Direction >>
Restate all of the data exactly.
BEGIN Records supplied
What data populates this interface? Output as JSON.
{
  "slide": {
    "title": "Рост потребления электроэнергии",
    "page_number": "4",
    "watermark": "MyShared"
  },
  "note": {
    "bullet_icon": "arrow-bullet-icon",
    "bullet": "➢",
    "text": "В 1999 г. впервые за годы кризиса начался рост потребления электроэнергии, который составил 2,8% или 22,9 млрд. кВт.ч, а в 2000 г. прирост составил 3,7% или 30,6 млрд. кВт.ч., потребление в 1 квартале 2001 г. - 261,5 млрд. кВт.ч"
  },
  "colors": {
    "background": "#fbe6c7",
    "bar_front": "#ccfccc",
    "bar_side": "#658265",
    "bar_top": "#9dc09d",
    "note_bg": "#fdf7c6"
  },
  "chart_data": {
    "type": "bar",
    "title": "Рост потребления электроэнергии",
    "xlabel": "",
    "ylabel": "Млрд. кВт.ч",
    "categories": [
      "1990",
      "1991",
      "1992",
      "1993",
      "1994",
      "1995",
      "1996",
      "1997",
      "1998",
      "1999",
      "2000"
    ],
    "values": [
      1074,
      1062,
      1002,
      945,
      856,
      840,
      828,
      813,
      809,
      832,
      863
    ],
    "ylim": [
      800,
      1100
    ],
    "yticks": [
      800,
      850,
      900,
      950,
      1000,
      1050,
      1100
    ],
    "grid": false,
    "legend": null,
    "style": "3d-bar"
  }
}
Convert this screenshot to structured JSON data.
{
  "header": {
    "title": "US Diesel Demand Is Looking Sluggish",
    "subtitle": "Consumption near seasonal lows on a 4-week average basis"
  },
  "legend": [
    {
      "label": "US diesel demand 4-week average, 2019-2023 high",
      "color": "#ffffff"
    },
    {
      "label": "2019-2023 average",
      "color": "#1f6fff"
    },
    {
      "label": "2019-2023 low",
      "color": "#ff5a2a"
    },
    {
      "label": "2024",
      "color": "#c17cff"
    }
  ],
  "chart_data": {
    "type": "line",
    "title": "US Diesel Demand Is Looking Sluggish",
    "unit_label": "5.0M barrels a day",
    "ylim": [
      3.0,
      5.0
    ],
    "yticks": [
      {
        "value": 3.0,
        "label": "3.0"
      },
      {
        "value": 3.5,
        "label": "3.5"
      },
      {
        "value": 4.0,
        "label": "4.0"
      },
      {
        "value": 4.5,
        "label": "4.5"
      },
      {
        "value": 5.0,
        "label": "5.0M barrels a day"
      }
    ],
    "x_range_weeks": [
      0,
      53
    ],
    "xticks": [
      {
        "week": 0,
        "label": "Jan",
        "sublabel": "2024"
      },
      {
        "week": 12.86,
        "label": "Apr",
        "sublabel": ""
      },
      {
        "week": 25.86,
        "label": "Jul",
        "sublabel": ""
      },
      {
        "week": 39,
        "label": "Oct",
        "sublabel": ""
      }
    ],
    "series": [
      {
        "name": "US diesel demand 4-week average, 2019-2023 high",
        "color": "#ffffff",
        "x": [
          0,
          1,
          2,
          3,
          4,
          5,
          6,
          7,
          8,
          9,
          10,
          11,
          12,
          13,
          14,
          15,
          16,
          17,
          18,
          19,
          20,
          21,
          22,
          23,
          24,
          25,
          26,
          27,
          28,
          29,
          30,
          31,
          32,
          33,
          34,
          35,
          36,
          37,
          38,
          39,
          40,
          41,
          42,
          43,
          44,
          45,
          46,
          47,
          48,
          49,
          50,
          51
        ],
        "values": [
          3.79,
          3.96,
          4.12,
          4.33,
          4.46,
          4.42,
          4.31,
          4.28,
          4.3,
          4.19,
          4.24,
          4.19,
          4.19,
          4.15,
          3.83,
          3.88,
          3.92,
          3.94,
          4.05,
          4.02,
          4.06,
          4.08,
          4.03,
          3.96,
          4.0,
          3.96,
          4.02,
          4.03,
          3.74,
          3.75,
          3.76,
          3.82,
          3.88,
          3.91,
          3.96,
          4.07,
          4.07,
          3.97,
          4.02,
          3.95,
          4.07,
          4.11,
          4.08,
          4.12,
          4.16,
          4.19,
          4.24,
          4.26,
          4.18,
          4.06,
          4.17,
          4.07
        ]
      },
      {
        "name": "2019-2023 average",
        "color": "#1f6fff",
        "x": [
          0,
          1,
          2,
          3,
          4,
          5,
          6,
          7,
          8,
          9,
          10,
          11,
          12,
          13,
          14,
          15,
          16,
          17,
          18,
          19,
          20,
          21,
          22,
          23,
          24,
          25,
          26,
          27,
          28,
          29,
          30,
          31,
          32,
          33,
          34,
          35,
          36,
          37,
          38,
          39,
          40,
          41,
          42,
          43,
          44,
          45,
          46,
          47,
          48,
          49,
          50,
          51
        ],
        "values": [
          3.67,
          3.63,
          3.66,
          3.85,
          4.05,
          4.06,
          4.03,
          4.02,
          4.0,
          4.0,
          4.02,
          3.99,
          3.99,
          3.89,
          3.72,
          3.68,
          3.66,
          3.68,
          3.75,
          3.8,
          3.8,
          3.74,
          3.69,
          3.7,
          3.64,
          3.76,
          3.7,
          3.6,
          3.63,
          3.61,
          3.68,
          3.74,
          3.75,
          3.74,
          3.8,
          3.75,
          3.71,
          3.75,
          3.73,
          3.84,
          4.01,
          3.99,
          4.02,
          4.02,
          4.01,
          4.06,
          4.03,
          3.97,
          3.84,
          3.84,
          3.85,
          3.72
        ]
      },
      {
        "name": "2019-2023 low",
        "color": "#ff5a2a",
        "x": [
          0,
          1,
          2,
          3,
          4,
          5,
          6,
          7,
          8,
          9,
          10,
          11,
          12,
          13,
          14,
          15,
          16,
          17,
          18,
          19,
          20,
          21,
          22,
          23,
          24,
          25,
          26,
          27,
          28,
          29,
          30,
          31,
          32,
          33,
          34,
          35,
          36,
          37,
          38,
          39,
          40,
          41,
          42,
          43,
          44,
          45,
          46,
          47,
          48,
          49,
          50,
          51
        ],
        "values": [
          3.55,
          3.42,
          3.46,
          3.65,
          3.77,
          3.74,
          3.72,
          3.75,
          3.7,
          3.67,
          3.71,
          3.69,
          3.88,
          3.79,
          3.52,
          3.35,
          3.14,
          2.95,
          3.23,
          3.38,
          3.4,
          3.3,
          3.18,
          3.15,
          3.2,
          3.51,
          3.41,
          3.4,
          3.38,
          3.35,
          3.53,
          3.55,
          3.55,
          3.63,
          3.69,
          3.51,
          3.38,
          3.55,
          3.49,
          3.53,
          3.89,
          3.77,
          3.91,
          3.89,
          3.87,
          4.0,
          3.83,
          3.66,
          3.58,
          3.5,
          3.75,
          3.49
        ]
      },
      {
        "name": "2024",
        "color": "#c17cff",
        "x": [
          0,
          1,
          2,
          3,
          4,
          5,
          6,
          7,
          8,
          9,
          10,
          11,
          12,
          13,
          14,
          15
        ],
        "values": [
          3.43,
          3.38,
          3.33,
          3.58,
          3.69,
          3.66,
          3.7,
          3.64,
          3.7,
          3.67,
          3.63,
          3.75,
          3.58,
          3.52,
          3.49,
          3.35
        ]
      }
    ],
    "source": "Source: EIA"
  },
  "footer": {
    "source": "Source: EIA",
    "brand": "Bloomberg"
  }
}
END Records supplied
Answer to this task >>
What data populates this interface? Output as JSON.
{
  "slide": {
    "title": "Рост потребления электроэнергии",
    "page_number": "4",
    "watermark": "MyShared"
  },
  "note": {
    "bullet_icon": "arrow-bullet-icon",
    "bullet": "➢",
    "text": "В 1999 г. впервые за годы кризиса начался рост потребления электроэнергии, который составил 2,8% или 22,9 млрд. кВт.ч, а в 2000 г. прирост составил 3,7% или 30,6 млрд. кВт.ч., потребление в 1 квартале 2001 г. - 261,5 млрд. кВт.ч"
  },
  "colors": {
    "background": "#fbe6c7",
    "bar_front": "#ccfccc",
    "bar_side": "#658265",
    "bar_top": "#9dc09d",
    "note_bg": "#fdf7c6"
  },
  "chart_data": {
    "type": "bar",
    "title": "Рост потребления электроэнергии",
    "xlabel": "",
    "ylabel": "Млрд. кВт.ч",
    "categories": [
      "1990",
      "1991",
      "1992",
      "1993",
      "1994",
      "1995",
      "1996",
      "1997",
      "1998",
      "1999",
      "2000"
    ],
    "values": [
      1074,
      1062,
      1002,
      945,
      856,
      840,
      828,
      813,
      809,
      832,
      863
    ],
    "ylim": [
      800,
      1100
    ],
    "yticks": [
      800,
      850,
      900,
      950,
      1000,
      1050,
      1100
    ],
    "grid": false,
    "legend": null,
    "style": "3d-bar"
  }
}
Convert this screenshot to structured JSON data.
{
  "header": {
    "title": "US Diesel Demand Is Looking Sluggish",
    "subtitle": "Consumption near seasonal lows on a 4-week average basis"
  },
  "legend": [
    {
      "label": "US diesel demand 4-week average, 2019-2023 high",
      "color": "#ffffff"
    },
    {
      "label": "2019-2023 average",
      "color": "#1f6fff"
    },
    {
      "label": "2019-2023 low",
      "color": "#ff5a2a"
    },
    {
      "label": "2024",
      "color": "#c17cff"
    }
  ],
  "chart_data": {
    "type": "line",
    "title": "US Diesel Demand Is Looking Sluggish",
    "unit_label": "5.0M barrels a day",
    "ylim": [
      3.0,
      5.0
    ],
    "yticks": [
      {
        "value": 3.0,
        "label": "3.0"
      },
      {
        "value": 3.5,
        "label": "3.5"
      },
      {
        "value": 4.0,
        "label": "4.0"
      },
      {
        "value": 4.5,
        "label": "4.5"
      },
      {
        "value": 5.0,
        "label": "5.0M barrels a day"
      }
    ],
    "x_range_weeks": [
      0,
      53
    ],
    "xticks": [
      {
        "week": 0,
        "label": "Jan",
        "sublabel": "2024"
      },
      {
        "week": 12.86,
        "label": "Apr",
        "sublabel": ""
      },
      {
        "week": 25.86,
        "label": "Jul",
        "sublabel": ""
      },
      {
        "week": 39,
        "label": "Oct",
        "sublabel": ""
      }
    ],
    "series": [
      {
        "name": "US diesel demand 4-week average, 2019-2023 high",
        "color": "#ffffff",
        "x": [
          0,
          1,
          2,
          3,
          4,
          5,
          6,
          7,
          8,
          9,
          10,
          11,
          12,
          13,
          14,
          15,
          16,
          17,
          18,
          19,
          20,
          21,
          22,
          23,
          24,
          25,
          26,
          27,
          28,
          29,
          30,
          31,
          32,
          33,
          34,
          35,
          36,
          37,
          38,
          39,
          40,
          41,
          42,
          43,
          44,
          45,
          46,
          47,
          48,
          49,
          50,
          51
        ],
        "values": [
          3.79,
          3.96,
          4.12,
          4.33,
          4.46,
          4.42,
          4.31,
          4.28,
          4.3,
          4.19,
          4.24,
          4.19,
          4.19,
          4.15,
          3.83,
          3.88,
          3.92,
          3.94,
          4.05,
          4.02,
          4.06,
          4.08,
          4.03,
          3.96,
          4.0,
          3.96,
          4.02,
          4.03,
          3.74,
          3.75,
          3.76,
          3.82,
          3.88,
          3.91,
          3.96,
          4.07,
          4.07,
          3.97,
          4.02,
          3.95,
          4.07,
          4.11,
          4.08,
          4.12,
          4.16,
          4.19,
          4.24,
          4.26,
          4.18,
          4.06,
          4.17,
          4.07
        ]
      },
      {
        "name": "2019-2023 average",
        "color": "#1f6fff",
        "x": [
          0,
          1,
          2,
          3,
          4,
          5,
          6,
          7,
          8,
          9,
          10,
          11,
          12,
          13,
          14,
          15,
          16,
          17,
          18,
          19,
          20,
          21,
          22,
          23,
          24,
          25,
          26,
          27,
          28,
          29,
          30,
          31,
          32,
          33,
          34,
          35,
          36,
          37,
          38,
          39,
          40,
          41,
          42,
          43,
          44,
          45,
          46,
          47,
          48,
          49,
          50,
          51
        ],
        "values": [
          3.67,
          3.63,
          3.66,
          3.85,
          4.05,
          4.06,
          4.03,
          4.02,
          4.0,
          4.0,
          4.02,
          3.99,
          3.99,
          3.89,
          3.72,
          3.68,
          3.66,
          3.68,
          3.75,
          3.8,
          3.8,
          3.74,
          3.69,
          3.7,
          3.64,
          3.76,
          3.7,
          3.6,
          3.63,
          3.61,
          3.68,
          3.74,
          3.75,
          3.74,
          3.8,
          3.75,
          3.71,
          3.75,
          3.73,
          3.84,
          4.01,
          3.99,
          4.02,
          4.02,
          4.01,
          4.06,
          4.03,
          3.97,
          3.84,
          3.84,
          3.85,
          3.72
        ]
      },
      {
        "name": "2019-2023 low",
        "color": "#ff5a2a",
        "x": [
          0,
          1,
          2,
          3,
          4,
          5,
          6,
          7,
          8,
          9,
          10,
          11,
          12,
          13,
          14,
          15,
          16,
          17,
          18,
          19,
          20,
          21,
          22,
          23,
          24,
          25,
          26,
          27,
          28,
          29,
          30,
          31,
          32,
          33,
          34,
          35,
          36,
          37,
          38,
          39,
          40,
          41,
          42,
          43,
          44,
          45,
          46,
          47,
          48,
          49,
          50,
          51
        ],
        "values": [
          3.55,
          3.42,
          3.46,
          3.65,
          3.77,
          3.74,
          3.72,
          3.75,
          3.7,
          3.67,
          3.71,
          3.69,
          3.88,
          3.79,
          3.52,
          3.35,
          3.14,
          2.95,
          3.23,
          3.38,
          3.4,
          3.3,
          3.18,
          3.15,
          3.2,
          3.51,
          3.41,
          3.4,
          3.38,
          3.35,
          3.53,
          3.55,
          3.55,
          3.63,
          3.69,
          3.51,
          3.38,
          3.55,
          3.49,
          3.53,
          3.89,
          3.77,
          3.91,
          3.89,
          3.87,
          4.0,
          3.83,
          3.66,
          3.58,
          3.5,
          3.75,
          3.49
        ]
      },
      {
        "name": "2024",
        "color": "#c17cff",
        "x": [
          0,
          1,
          2,
          3,
          4,
          5,
          6,
          7,
          8,
          9,
          10,
          11,
          12,
          13,
          14,
          15
        ],
        "values": [
          3.43,
          3.38,
          3.33,
          3.58,
          3.69,
          3.66,
          3.7,
          3.64,
          3.7,
          3.67,
          3.63,
          3.75,
          3.58,
          3.52,
          3.49,
          3.35
        ]
      }
    ],
    "source": "Source: EIA"
  },
  "footer": {
    "source": "Source: EIA",
    "brand": "Bloomberg"
  }
}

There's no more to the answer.